DATA EXTRACT:

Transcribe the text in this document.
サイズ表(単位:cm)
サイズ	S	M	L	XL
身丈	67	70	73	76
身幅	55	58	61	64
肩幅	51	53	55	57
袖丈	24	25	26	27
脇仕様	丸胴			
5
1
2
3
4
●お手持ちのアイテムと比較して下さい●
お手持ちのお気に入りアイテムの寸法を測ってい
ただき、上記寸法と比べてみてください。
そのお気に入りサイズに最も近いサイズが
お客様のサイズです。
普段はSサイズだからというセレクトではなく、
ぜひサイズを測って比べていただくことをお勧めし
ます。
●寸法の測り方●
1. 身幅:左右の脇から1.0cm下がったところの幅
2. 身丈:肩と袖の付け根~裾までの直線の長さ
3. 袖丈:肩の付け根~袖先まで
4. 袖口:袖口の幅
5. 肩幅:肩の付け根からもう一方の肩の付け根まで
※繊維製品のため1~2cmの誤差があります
* * *
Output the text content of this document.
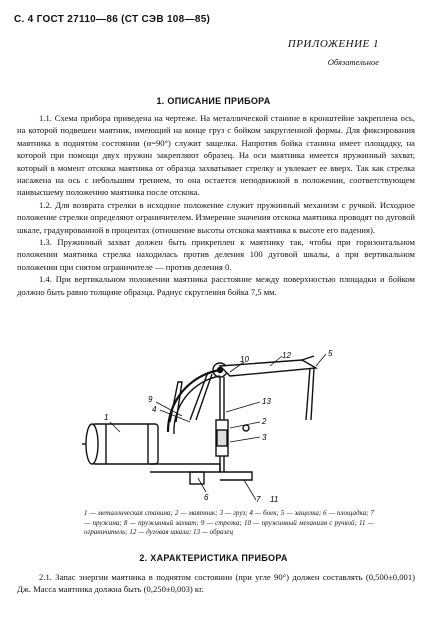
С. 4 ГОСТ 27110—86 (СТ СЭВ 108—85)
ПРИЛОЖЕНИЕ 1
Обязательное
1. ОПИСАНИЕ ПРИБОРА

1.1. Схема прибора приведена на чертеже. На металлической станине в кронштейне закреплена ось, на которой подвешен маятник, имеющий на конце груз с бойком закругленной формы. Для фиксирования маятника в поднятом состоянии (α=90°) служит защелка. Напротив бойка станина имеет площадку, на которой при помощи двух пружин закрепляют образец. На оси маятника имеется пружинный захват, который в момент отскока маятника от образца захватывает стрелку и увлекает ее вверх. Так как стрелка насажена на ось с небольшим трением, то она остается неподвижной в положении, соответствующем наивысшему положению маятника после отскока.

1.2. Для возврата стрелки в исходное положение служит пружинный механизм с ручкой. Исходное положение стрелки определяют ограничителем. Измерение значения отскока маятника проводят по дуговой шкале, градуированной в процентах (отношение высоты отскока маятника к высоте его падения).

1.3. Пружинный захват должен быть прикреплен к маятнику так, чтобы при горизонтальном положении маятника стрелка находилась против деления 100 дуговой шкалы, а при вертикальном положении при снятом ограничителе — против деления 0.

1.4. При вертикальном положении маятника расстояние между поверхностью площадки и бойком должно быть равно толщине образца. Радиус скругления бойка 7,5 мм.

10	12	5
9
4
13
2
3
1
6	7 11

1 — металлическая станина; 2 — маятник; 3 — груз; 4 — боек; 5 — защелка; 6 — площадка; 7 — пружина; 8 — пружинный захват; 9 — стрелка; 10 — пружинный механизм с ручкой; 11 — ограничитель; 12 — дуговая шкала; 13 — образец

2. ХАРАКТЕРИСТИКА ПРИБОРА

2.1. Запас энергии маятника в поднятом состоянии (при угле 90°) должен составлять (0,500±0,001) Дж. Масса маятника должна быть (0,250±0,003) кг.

WHAT YOU ARE ASKED TO DO: Within the entries above, how many lines contain "положении"? Respond with the number only.

IN RESPONSE: 3